→ TASK BRIEF
Transcribe the records below exactly.

→ EXTRACTED RECORDS
----------------

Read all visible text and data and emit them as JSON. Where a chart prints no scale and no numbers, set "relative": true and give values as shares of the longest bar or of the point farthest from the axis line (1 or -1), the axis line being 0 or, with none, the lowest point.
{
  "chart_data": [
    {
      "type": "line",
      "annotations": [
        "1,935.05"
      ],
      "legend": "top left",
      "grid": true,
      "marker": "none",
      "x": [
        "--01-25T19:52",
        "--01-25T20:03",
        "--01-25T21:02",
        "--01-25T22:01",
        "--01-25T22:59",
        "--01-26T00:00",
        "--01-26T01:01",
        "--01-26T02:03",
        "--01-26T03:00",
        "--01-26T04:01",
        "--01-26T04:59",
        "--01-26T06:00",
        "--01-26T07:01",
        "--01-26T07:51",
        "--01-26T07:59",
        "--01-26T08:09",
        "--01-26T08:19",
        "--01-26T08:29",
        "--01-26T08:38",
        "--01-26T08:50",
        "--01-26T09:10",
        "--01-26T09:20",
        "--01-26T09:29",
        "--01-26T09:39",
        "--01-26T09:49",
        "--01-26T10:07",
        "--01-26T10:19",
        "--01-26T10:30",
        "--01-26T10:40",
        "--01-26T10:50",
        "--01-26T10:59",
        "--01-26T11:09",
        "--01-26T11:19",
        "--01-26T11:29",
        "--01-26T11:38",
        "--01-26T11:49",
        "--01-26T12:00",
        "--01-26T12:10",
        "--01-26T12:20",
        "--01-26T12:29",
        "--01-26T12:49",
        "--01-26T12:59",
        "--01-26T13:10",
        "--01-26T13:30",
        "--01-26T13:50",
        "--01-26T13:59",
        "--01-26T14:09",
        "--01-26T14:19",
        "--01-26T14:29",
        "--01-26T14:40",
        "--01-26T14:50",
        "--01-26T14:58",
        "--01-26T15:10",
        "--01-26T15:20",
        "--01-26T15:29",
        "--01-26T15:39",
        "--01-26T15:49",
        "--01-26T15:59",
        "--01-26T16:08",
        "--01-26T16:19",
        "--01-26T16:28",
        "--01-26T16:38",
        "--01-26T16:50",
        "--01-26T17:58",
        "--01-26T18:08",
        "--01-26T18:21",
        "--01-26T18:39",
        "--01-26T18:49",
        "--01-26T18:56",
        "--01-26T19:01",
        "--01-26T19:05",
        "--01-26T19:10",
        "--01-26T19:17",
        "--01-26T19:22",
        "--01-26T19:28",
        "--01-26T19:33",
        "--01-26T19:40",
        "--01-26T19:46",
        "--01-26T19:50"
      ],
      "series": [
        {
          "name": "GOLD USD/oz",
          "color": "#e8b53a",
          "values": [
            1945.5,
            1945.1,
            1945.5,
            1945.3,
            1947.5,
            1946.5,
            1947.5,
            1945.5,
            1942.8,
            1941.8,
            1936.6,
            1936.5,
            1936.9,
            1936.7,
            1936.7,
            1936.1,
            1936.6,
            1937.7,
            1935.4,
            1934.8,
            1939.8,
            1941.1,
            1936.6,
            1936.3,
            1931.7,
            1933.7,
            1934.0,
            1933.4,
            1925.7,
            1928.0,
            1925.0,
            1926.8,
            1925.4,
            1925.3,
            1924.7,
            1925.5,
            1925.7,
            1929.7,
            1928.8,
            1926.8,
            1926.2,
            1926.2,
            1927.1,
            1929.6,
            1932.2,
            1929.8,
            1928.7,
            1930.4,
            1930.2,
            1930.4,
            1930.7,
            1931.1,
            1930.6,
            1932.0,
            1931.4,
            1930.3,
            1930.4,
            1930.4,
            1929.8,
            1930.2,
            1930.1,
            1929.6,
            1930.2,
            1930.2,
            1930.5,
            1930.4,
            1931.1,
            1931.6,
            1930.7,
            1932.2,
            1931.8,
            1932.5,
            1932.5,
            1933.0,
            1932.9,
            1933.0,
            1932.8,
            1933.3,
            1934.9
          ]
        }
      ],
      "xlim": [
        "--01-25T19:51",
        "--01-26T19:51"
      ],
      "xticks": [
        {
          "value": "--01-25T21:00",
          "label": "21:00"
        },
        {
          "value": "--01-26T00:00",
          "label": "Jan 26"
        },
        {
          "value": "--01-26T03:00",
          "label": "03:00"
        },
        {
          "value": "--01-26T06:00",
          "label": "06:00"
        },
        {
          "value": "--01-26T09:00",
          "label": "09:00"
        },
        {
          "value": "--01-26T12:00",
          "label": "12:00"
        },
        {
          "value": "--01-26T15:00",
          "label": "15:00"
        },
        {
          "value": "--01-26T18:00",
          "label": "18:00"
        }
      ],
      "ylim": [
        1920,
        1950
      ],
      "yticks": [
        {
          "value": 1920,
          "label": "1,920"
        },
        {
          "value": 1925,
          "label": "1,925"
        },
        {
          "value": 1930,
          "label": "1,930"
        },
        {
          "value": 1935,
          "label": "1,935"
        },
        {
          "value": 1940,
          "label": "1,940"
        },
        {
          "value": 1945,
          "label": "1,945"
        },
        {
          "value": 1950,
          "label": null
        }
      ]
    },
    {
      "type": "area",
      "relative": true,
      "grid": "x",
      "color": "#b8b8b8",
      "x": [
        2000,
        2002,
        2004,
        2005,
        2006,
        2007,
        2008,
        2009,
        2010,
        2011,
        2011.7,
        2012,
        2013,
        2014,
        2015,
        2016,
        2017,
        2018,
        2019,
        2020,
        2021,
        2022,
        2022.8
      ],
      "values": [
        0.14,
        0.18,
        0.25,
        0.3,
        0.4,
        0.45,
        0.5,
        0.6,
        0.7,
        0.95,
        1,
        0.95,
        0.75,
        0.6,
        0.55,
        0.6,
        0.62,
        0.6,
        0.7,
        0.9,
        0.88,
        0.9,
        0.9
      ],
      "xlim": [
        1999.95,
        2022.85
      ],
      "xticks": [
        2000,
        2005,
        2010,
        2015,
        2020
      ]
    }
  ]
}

----------------

→ RESULT BELOW
Read all visible text and data and emit them as JSON. Where a chart prints no scale and no numbers, set "relative": true and give values as shares of the longest bar or of the point farthest from the axis line (1 or -1), the axis line being 0 or, with none, the lowest point.
{
  "chart_data": [
    {
      "type": "line",
      "annotations": [
        "1,935.05"
      ],
      "legend": "top left",
      "grid": true,
      "marker": "none",
      "x": [
        "--01-25T19:52",
        "--01-25T20:03",
        "--01-25T21:02",
        "--01-25T22:01",
        "--01-25T22:59",
        "--01-26T00:00",
        "--01-26T01:01",
        "--01-26T02:03",
        "--01-26T03:00",
        "--01-26T04:01",
        "--01-26T04:59",
        "--01-26T06:00",
        "--01-26T07:01",
        "--01-26T07:51",
        "--01-26T07:59",
        "--01-26T08:09",
        "--01-26T08:19",
        "--01-26T08:29",
        "--01-26T08:38",
        "--01-26T08:50",
        "--01-26T09:10",
        "--01-26T09:20",
        "--01-26T09:29",
        "--01-26T09:39",
        "--01-26T09:49",
        "--01-26T10:07",
        "--01-26T10:19",
        "--01-26T10:30",
        "--01-26T10:40",
        "--01-26T10:50",
        "--01-26T10:59",
        "--01-26T11:09",
        "--01-26T11:19",
        "--01-26T11:29",
        "--01-26T11:38",
        "--01-26T11:49",
        "--01-26T12:00",
        "--01-26T12:10",
        "--01-26T12:20",
        "--01-26T12:29",
        "--01-26T12:49",
        "--01-26T12:59",
        "--01-26T13:10",
        "--01-26T13:30",
        "--01-26T13:50",
        "--01-26T13:59",
        "--01-26T14:09",
        "--01-26T14:19",
        "--01-26T14:29",
        "--01-26T14:40",
        "--01-26T14:50",
        "--01-26T14:58",
        "--01-26T15:10",
        "--01-26T15:20",
        "--01-26T15:29",
        "--01-26T15:39",
        "--01-26T15:49",
        "--01-26T15:59",
        "--01-26T16:08",
        "--01-26T16:19",
        "--01-26T16:28",
        "--01-26T16:38",
        "--01-26T16:50",
        "--01-26T17:58",
        "--01-26T18:08",
        "--01-26T18:21",
        "--01-26T18:39",
        "--01-26T18:49",
        "--01-26T18:56",
        "--01-26T19:01",
        "--01-26T19:05",
        "--01-26T19:10",
        "--01-26T19:17",
        "--01-26T19:22",
        "--01-26T19:28",
        "--01-26T19:33",
        "--01-26T19:40",
        "--01-26T19:46",
        "--01-26T19:50"
      ],
      "series": [
        {
          "name": "GOLD USD/oz",
          "color": "#e8b53a",
          "values": [
            1945.5,
            1945.1,
            1945.5,
            1945.3,
            1947.5,
            1946.5,
            1947.5,
            1945.5,
            1942.8,
            1941.8,
            1936.6,
            1936.5,
            1936.9,
            1936.7,
            1936.7,
            1936.1,
            1936.6,
            1937.7,
            1935.4,
            1934.8,
            1939.8,
            1941.1,
            1936.6,
            1936.3,
            1931.7,
            1933.7,
            1934.0,
            1933.4,
            1925.7,
            1928.0,
            1925.0,
            1926.8,
            1925.4,
            1925.3,
            1924.7,
            1925.5,
            1925.7,
            1929.7,
            1928.8,
            1926.8,
            1926.2,
            1926.2,
            1927.1,
            1929.6,
            1932.2,
            1929.8,
            1928.7,
            1930.4,
            1930.2,
            1930.4,
            1930.7,
            1931.1,
            1930.6,
            1932.0,
            1931.4,
            1930.3,
            1930.4,
            1930.4,
            1929.8,
            1930.2,
            1930.1,
            1929.6,
            1930.2,
            1930.2,
            1930.5,
            1930.4,
            1931.1,
            1931.6,
            1930.7,
            1932.2,
            1931.8,
            1932.5,
            1932.5,
            1933.0,
            1932.9,
            1933.0,
            1932.8,
            1933.3,
            1934.9
          ]
        }
      ],
      "xlim": [
        "--01-25T19:51",
        "--01-26T19:51"
      ],
      "xticks": [
        {
          "value": "--01-25T21:00",
          "label": "21:00"
        },
        {
          "value": "--01-26T00:00",
          "label": "Jan 26"
        },
        {
          "value": "--01-26T03:00",
          "label": "03:00"
        },
        {
          "value": "--01-26T06:00",
          "label": "06:00"
        },
        {
          "value": "--01-26T09:00",
          "label": "09:00"
        },
        {
          "value": "--01-26T12:00",
          "label": "12:00"
        },
        {
          "value": "--01-26T15:00",
          "label": "15:00"
        },
        {
          "value": "--01-26T18:00",
          "label": "18:00"
        }
      ],
      "ylim": [
        1920,
        1950
      ],
      "yticks": [
        {
          "value": 1920,
          "label": "1,920"
        },
        {
          "value": 1925,
          "label": "1,925"
        },
        {
          "value": 1930,
          "label": "1,930"
        },
        {
          "value": 1935,
          "label": "1,935"
        },
        {
          "value": 1940,
          "label": "1,940"
        },
        {
          "value": 1945,
          "label": "1,945"
        },
        {
          "value": 1950,
          "label": null
        }
      ]
    },
    {
      "type": "area",
      "relative": true,
      "grid": "x",
      "color": "#b8b8b8",
      "x": [
        2000,
        2002,
        2004,
        2005,
        2006,
        2007,
        2008,
        2009,
        2010,
        2011,
        2011.7,
        2012,
        2013,
        2014,
        2015,
        2016,
        2017,
        2018,
        2019,
        2020,
        2021,
        2022,
        2022.8
      ],
      "values": [
        0.14,
        0.18,
        0.25,
        0.3,
        0.4,
        0.45,
        0.5,
        0.6,
        0.7,
        0.95,
        1,
        0.95,
        0.75,
        0.6,
        0.55,
        0.6,
        0.62,
        0.6,
        0.7,
        0.9,
        0.88,
        0.9,
        0.9
      ],
      "xlim": [
        1999.95,
        2022.85
      ],
      "xticks": [
        2000,
        2005,
        2010,
        2015,
        2020
      ]
    }
  ]
}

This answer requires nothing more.